• **Exercise aim**:
From the entries below, copy every line holding the word "JPetstore".
*** Records provided ***
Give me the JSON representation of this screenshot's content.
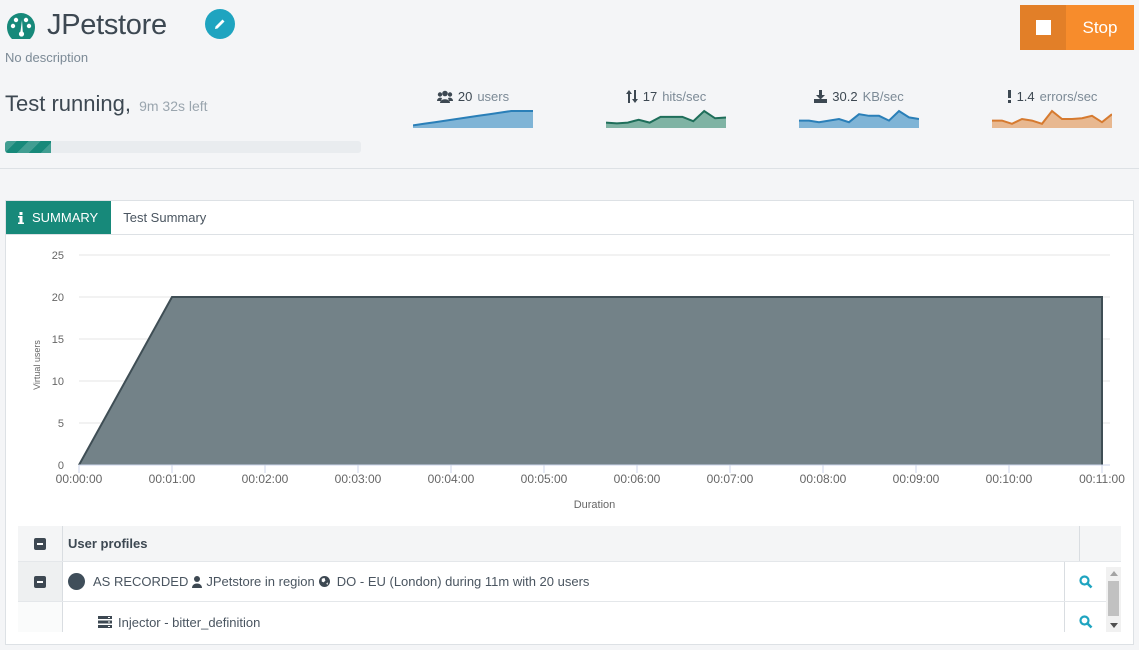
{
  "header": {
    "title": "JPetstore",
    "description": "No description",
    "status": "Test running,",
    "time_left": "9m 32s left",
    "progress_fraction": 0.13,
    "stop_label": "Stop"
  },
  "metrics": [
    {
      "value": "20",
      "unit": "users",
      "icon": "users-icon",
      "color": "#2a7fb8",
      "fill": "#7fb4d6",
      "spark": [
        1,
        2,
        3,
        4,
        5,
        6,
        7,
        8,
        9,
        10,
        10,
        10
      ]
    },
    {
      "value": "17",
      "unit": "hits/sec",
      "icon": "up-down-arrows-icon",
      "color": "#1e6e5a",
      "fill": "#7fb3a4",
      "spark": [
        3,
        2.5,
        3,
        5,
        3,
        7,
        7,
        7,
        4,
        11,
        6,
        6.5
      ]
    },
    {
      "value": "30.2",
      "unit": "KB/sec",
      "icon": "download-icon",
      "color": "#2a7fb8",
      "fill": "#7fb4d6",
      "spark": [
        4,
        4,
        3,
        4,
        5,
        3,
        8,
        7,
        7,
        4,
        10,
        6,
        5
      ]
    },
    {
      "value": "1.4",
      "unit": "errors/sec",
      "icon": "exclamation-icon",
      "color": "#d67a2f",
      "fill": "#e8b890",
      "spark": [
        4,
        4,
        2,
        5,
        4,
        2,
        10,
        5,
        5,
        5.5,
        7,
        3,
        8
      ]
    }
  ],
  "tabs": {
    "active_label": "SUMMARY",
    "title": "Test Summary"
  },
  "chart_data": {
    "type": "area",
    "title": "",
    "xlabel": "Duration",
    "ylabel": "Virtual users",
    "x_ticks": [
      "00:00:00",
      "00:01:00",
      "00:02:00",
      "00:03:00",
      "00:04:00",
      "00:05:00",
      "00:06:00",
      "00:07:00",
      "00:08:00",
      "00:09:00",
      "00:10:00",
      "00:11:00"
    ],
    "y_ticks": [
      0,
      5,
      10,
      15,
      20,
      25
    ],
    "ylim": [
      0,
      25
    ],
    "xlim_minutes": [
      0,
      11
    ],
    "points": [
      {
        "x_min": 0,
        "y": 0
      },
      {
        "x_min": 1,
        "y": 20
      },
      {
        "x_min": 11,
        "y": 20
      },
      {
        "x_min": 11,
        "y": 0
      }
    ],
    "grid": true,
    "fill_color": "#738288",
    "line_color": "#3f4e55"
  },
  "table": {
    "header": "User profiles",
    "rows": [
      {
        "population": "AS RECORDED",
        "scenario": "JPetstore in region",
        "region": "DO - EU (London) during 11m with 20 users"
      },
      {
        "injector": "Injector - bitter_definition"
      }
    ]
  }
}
***
*** Records provided ***
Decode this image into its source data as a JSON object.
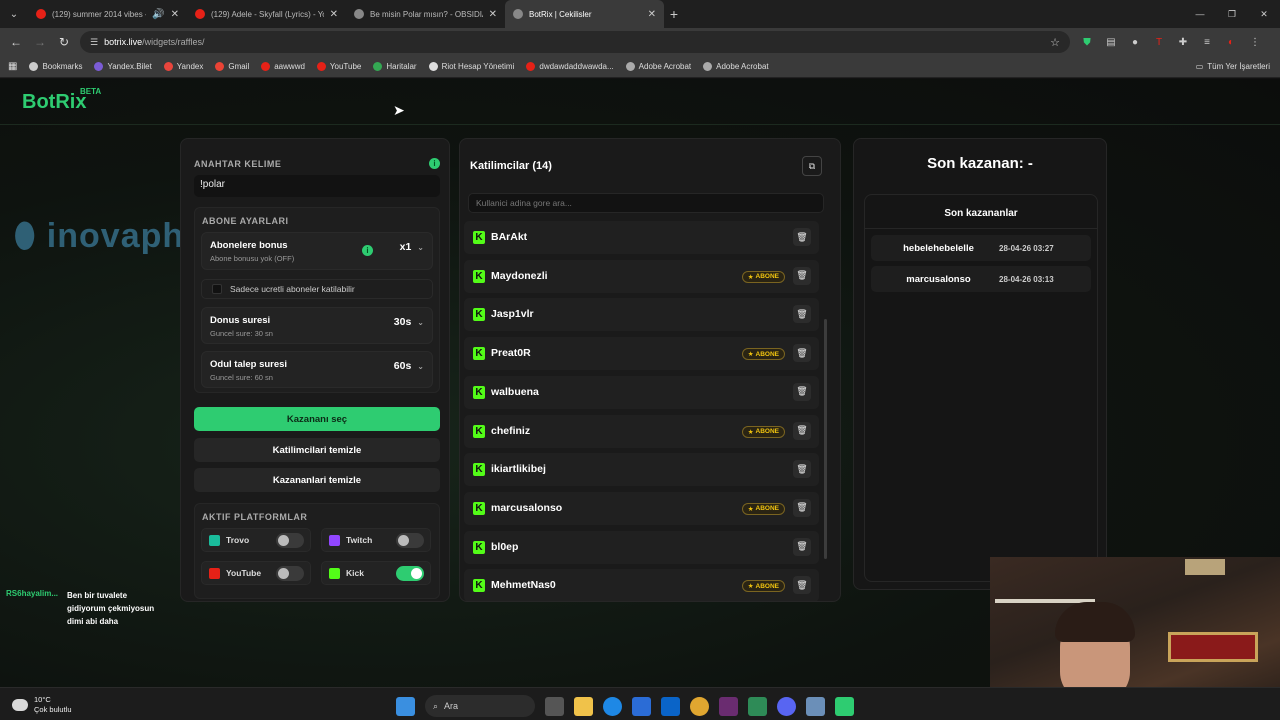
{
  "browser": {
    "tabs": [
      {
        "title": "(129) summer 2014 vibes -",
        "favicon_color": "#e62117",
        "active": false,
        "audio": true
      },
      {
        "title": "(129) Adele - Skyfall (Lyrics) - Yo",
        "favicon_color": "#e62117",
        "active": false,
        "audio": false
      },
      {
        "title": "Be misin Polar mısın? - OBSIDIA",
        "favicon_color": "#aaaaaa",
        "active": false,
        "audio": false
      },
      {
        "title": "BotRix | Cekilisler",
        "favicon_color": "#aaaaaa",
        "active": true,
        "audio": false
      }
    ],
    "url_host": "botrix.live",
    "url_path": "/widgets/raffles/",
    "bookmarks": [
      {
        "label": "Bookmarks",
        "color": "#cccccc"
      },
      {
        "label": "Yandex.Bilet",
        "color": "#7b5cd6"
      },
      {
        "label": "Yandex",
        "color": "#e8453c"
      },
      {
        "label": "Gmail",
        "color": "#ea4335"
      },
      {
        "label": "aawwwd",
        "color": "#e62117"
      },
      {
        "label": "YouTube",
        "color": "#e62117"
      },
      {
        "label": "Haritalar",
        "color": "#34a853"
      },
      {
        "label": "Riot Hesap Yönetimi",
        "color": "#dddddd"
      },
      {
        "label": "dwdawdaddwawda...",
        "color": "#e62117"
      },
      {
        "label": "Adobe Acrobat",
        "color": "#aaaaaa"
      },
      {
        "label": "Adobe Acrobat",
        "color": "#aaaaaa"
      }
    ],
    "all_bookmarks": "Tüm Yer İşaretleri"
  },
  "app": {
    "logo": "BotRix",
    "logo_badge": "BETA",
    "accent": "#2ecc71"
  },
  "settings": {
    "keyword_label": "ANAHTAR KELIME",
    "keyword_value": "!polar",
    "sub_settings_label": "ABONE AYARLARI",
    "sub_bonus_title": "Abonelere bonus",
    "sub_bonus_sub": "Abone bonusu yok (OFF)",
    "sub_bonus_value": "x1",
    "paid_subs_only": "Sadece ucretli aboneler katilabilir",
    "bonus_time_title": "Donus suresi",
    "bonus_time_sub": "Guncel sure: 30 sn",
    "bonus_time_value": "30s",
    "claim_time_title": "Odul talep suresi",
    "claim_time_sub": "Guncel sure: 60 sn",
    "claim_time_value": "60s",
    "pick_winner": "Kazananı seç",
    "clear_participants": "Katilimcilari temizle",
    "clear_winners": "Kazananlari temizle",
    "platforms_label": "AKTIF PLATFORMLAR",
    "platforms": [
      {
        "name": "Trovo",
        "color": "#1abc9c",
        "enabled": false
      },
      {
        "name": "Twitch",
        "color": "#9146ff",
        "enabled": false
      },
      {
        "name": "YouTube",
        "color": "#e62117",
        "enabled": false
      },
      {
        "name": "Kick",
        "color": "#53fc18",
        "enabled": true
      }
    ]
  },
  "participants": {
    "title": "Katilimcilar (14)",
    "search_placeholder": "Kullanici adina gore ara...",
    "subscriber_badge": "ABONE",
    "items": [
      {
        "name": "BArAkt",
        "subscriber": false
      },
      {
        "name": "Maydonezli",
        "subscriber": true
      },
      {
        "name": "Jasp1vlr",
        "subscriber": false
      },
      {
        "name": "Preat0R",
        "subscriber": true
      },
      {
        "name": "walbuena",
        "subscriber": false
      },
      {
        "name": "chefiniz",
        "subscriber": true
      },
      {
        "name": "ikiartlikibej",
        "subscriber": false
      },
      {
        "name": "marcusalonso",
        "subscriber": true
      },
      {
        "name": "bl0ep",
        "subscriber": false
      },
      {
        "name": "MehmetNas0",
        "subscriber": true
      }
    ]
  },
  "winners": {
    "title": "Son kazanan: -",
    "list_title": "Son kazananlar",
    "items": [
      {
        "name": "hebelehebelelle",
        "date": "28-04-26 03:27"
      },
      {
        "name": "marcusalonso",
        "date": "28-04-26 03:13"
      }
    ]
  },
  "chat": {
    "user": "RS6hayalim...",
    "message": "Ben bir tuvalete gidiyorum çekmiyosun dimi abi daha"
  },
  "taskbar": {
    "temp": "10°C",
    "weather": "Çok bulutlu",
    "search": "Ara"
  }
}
***
*** Records provided ***
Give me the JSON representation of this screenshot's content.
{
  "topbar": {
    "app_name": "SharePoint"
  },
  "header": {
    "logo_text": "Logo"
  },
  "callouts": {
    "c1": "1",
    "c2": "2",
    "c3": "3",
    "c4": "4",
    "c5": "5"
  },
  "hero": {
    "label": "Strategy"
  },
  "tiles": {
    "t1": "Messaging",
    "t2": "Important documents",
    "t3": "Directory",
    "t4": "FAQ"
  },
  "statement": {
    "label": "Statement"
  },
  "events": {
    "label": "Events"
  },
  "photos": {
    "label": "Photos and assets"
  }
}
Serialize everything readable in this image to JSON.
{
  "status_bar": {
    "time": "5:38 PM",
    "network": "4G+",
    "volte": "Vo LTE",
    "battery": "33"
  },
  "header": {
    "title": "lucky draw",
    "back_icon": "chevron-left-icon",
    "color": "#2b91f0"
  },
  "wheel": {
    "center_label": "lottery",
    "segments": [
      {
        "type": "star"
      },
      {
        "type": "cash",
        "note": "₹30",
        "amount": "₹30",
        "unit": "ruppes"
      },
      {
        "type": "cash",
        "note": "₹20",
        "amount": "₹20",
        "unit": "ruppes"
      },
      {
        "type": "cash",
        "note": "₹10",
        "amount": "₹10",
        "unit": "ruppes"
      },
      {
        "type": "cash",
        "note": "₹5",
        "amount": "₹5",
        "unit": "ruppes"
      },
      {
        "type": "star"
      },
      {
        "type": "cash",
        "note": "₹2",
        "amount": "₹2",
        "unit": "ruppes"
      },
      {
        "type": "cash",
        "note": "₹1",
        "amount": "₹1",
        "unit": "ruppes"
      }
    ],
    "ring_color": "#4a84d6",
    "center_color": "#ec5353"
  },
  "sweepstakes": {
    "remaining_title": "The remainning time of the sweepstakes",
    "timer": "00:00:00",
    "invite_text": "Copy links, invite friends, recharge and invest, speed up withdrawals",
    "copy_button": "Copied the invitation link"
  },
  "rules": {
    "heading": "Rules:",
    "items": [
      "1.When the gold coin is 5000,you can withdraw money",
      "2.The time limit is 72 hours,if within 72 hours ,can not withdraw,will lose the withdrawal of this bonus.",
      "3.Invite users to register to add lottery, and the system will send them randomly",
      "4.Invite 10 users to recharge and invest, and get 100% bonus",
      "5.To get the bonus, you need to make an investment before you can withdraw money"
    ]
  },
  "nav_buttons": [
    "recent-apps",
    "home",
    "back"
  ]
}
***
• **Task output**:
    "title": "JPetstore",
        "scenario": "JPetstore in region",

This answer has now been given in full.